● Stated task:
Return the following lines and nothing else: the one holding "What does this" and all those after it in the records below, unchanged, minus any pictures.

● Data to process:
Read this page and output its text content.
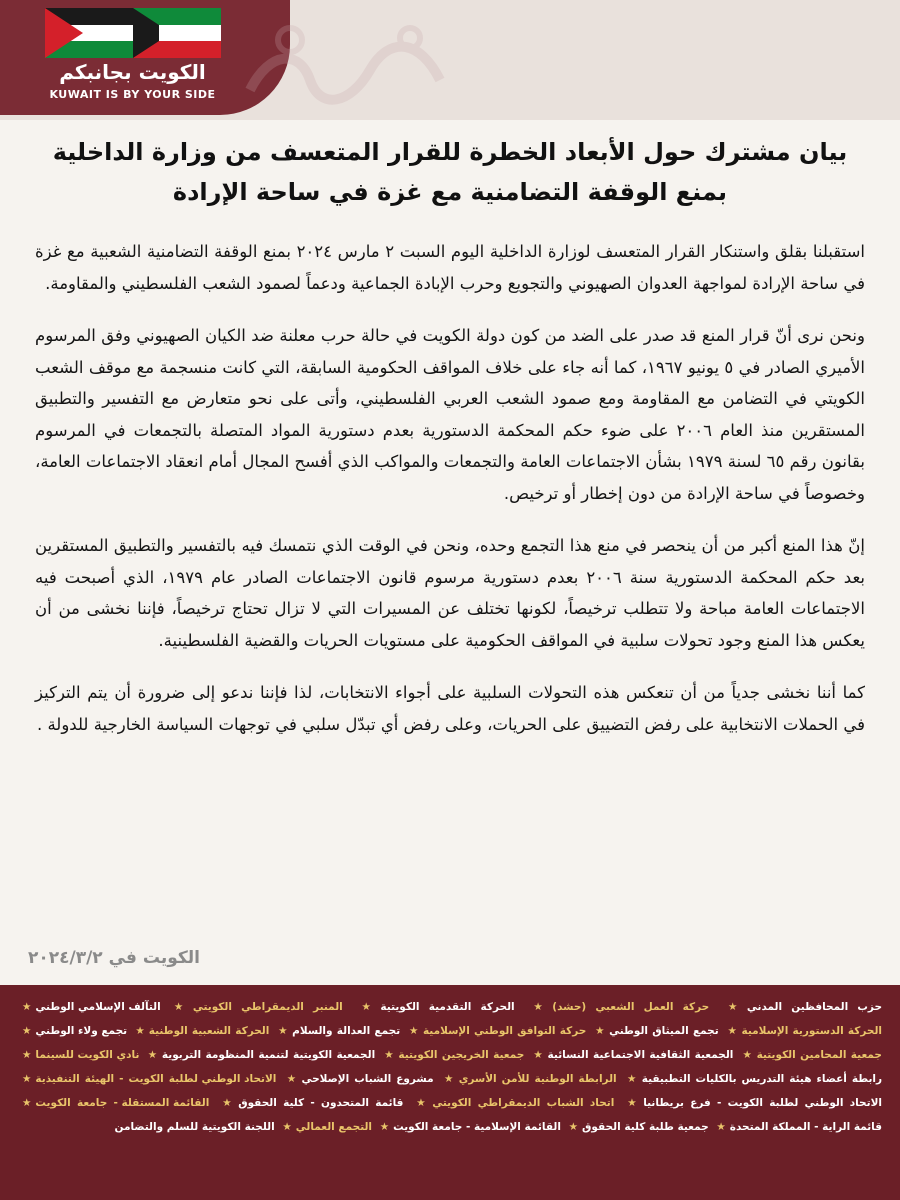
الكويت بجانبكم
KUWAIT IS BY YOUR SIDE
بيان مشترك حول الأبعاد الخطرة للقرار المتعسف من وزارة الداخلية
بمنع الوقفة التضامنية مع غزة في ساحة الإرادة

استقبلنا بقلق واستنكار القرار المتعسف لوزارة الداخلية اليوم السبت ٢ مارس ٢٠٢٤ بمنع الوقفة التضامنية الشعبية مع غزة في ساحة الإرادة لمواجهة العدوان الصهيوني والتجويع وحرب الإبادة الجماعية ودعماً لصمود الشعب الفلسطيني والمقاومة.

ونحن نرى أنّ قرار المنع قد صدر على الضد من كون دولة الكويت في حالة حرب معلنة ضد الكيان الصهيوني وفق المرسوم الأميري الصادر في ٥ يونيو ١٩٦٧، كما أنه جاء على خلاف المواقف الحكومية السابقة، التي كانت منسجمة مع موقف الشعب الكويتي في التضامن مع المقاومة ومع صمود الشعب العربي الفلسطيني، وأتى على نحو متعارض مع التفسير والتطبيق المستقرين منذ العام ٢٠٠٦ على ضوء حكم المحكمة الدستورية بعدم دستورية المواد المتصلة بالتجمعات في المرسوم بقانون رقم ٦٥ لسنة ١٩٧٩ بشأن الاجتماعات العامة والتجمعات والمواكب الذي أفسح المجال أمام انعقاد الاجتماعات العامة، وخصوصاً في ساحة الإرادة من دون إخطار أو ترخيص.

إنّ هذا المنع أكبر من أن ينحصر في منع هذا التجمع وحده، ونحن في الوقت الذي نتمسك فيه بالتفسير والتطبيق المستقرين بعد حكم المحكمة الدستورية سنة ٢٠٠٦ بعدم دستورية مرسوم قانون الاجتماعات الصادر عام ١٩٧٩، الذي أصبحت فيه الاجتماعات العامة مباحة ولا تتطلب ترخيصاً، لكونها تختلف عن المسيرات التي لا تزال تحتاج ترخيصاً، فإننا نخشى من أن يعكس هذا المنع وجود تحولات سلبية في المواقف الحكومية على مستويات الحريات والقضية الفلسطينية.

كما أننا نخشى جدياً من أن تنعكس هذه التحولات السلبية على أجواء الانتخابات، لذا فإننا ندعو إلى ضرورة أن يتم التركيز في الحملات الانتخابية على رفض التضييق على الحريات، وعلى رفض أي تبدّل سلبي في توجهات السياسة الخارجية للدولة .

الكويت في ٢٠٢٤/٣/٢
حزب المحافظين المدني★ حركة العمل الشعبي (حشد)★ الحركة التقدمية الكويتية★ المنبر الديمقراطي الكويتي★ التآلف الإسلامي الوطني★ الحركة الدستورية الإسلامية★ تجمع الميثاق الوطني★ حركة التوافق الوطني الإسلامية★ تجمع العدالة والسلام★ الحركة الشعبية الوطنية★ تجمع ولاء الوطني★ جمعية المحامين الكويتية★ الجمعية الثقافية الاجتماعية النسائية★ جمعية الخريجين الكويتية★ الجمعية الكويتية لتنمية المنظومة التربوية★ نادي الكويت للسينما★ رابطة أعضاء هيئة التدريس بالكليات التطبيقية★ الرابطة الوطنية للأمن الأسري★ مشروع الشباب الإصلاحي★ الاتحاد الوطني لطلبة الكويت - الهيئة التنفيذية★ الاتحاد الوطني لطلبة الكويت - فرع بريطانيا★ اتحاد الشباب الديمقراطي الكويتي★ قائمة المتحدون - كلية الحقوق★ القائمة المستقلة - جامعة الكويت★ قائمة الراية - المملكة المتحدة★ جمعية طلبة كلية الحقوق★ القائمة الإسلامية - جامعة الكويت★ التجمع العمالي★ اللجنة الكويتية للسلم والتضامن
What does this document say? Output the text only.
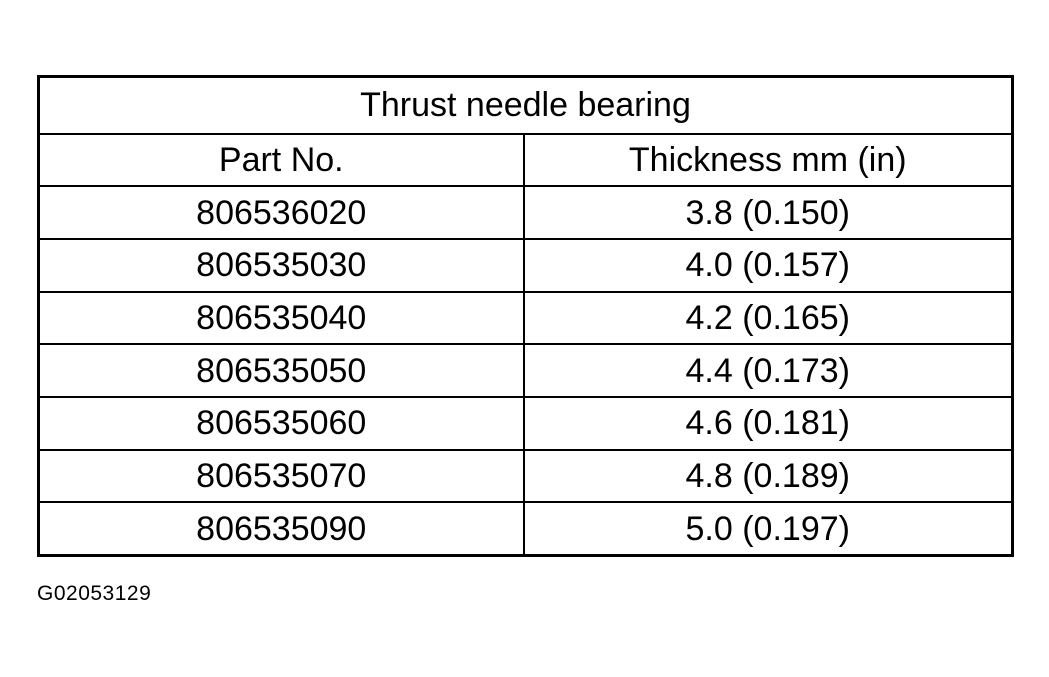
Thrust needle bearing	
Part No.	Thickness mm (in)
806536020	3.8 (0.150)
806535030	4.0 (0.157)
806535040	4.2 (0.165)
806535050	4.4 (0.173)
806535060	4.6 (0.181)
806535070	4.8 (0.189)
806535090	5.0 (0.197)
G02053129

● Complete response:
What does this document say? Output the text only.
Thrust needle bearing	
Part No.	Thickness mm (in)
806536020	3.8 (0.150)
806535030	4.0 (0.157)
806535040	4.2 (0.165)
806535050	4.4 (0.173)
806535060	4.6 (0.181)
806535070	4.8 (0.189)
806535090	5.0 (0.197)
G02053129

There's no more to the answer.